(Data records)
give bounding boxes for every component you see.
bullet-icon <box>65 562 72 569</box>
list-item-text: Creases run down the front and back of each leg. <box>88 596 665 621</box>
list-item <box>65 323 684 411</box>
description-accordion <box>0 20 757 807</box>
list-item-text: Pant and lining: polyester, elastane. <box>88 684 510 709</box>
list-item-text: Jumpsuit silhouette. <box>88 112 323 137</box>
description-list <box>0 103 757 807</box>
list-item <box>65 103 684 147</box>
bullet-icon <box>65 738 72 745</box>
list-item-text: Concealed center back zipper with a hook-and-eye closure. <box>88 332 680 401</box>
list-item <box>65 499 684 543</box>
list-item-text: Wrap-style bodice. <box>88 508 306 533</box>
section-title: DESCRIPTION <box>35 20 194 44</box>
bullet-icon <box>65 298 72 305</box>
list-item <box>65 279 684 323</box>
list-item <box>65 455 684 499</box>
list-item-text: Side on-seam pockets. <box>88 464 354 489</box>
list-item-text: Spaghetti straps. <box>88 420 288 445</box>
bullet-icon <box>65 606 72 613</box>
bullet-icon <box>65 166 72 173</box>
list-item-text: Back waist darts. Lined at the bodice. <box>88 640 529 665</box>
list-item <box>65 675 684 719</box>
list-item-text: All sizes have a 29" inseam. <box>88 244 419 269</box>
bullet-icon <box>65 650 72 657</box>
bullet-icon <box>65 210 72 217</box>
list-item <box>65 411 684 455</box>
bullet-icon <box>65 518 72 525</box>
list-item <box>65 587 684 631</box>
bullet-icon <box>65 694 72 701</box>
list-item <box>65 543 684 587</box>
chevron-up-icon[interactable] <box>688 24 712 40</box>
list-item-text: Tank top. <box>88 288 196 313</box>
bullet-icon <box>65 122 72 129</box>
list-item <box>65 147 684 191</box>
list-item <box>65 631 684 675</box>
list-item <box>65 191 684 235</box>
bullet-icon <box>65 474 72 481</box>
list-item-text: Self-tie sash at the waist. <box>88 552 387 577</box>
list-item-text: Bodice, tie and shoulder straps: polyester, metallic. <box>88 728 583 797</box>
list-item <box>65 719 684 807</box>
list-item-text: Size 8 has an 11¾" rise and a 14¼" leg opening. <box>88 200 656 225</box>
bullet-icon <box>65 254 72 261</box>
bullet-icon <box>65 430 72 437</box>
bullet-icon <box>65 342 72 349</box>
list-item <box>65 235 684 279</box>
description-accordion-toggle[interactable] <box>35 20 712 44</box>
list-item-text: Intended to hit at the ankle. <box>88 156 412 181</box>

— Task directions —
Set out every line of the records above as a Markdown table with two columns, Row and Record line. Leave out any blank lines.

— Written answer —
| Row | Record line |
|---|---|
| 1 | give bounding boxes for every component you see. |
| 2 | bullet-icon <box>65 562 72 569</box> |
| 3 | list-item-text: Creases run down the front and back of each leg. <box>88 596 665 621</box> |
| 4 | list-item <box>65 323 684 411</box> |
| 5 | description-accordion <box>0 20 757 807</box> |
| 6 | list-item-text: Pant and lining: polyester, elastane. <box>88 684 510 709</box> |
| 7 | list-item-text: Jumpsuit silhouette. <box>88 112 323 137</box> |
| 8 | description-list <box>0 103 757 807</box> |
| 9 | list-item <box>65 103 684 147</box> |
| 10 | bullet-icon <box>65 738 72 745</box> |
| 11 | list-item-text: Concealed center back zipper with a hook-and-eye closure. <box>88 332 680 401</box> |
| 12 | list-item <box>65 499 684 543</box> |
| 13 | list-item-text: Wrap-style bodice. <box>88 508 306 533</box> |
| 14 | section-title: DESCRIPTION <box>35 20 194 44</box> |
| 15 | bullet-icon <box>65 298 72 305</box> |
| 16 | list-item <box>65 279 684 323</box> |
| 17 | list-item <box>65 455 684 499</box> |
| 18 | list-item-text: Side on-seam pockets. <box>88 464 354 489</box> |
| 19 | list-item-text: Spaghetti straps. <box>88 420 288 445</box> |
| 20 | bullet-icon <box>65 606 72 613</box> |
| 21 | bullet-icon <box>65 166 72 173</box> |
| 22 | list-item-text: Back waist darts. Lined at the bodice. <box>88 640 529 665</box> |
| 23 | list-item <box>65 675 684 719</box> |
| 24 | list-item-text: All sizes have a 29" inseam. <box>88 244 419 269</box> |
| 25 | bullet-icon <box>65 650 72 657</box> |
| 26 | bullet-icon <box>65 210 72 217</box> |
| 27 | list-item <box>65 411 684 455</box> |
| 28 | bullet-icon <box>65 518 72 525</box> |
| 29 | list-item <box>65 587 684 631</box> |
| 30 | bullet-icon <box>65 694 72 701</box> |
| 31 | list-item <box>65 543 684 587</box> |
| 32 | chevron-up-icon[interactable] <box>688 24 712 40</box> |
| 33 | list-item-text: Tank top. <box>88 288 196 313</box> |
| 34 | bullet-icon <box>65 122 72 129</box> |
| 35 | list-item <box>65 147 684 191</box> |
| 36 | list-item <box>65 631 684 675</box> |
| 37 | list-item <box>65 191 684 235</box> |
| 38 | bullet-icon <box>65 474 72 481</box> |
| 39 | list-item-text: Self-tie sash at the waist. <box>88 552 387 577</box> |
| 40 | list-item-text: Bodice, tie and shoulder straps: polyester, metallic. <box>88 728 583 797</box> |
| 41 | list-item <box>65 719 684 807</box> |
| 42 | list-item-text: Size 8 has an 11¾" rise and a 14¼" leg opening. <box>88 200 656 225</box> |
| 43 | bullet-icon <box>65 254 72 261</box> |
| 44 | bullet-icon <box>65 430 72 437</box> |
| 45 | bullet-icon <box>65 342 72 349</box> |
| 46 | list-item <box>65 235 684 279</box> |
| 47 | description-accordion-toggle[interactable] <box>35 20 712 44</box> |
| 48 | list-item-text: Intended to hit at the ankle. <box>88 156 412 181</box> |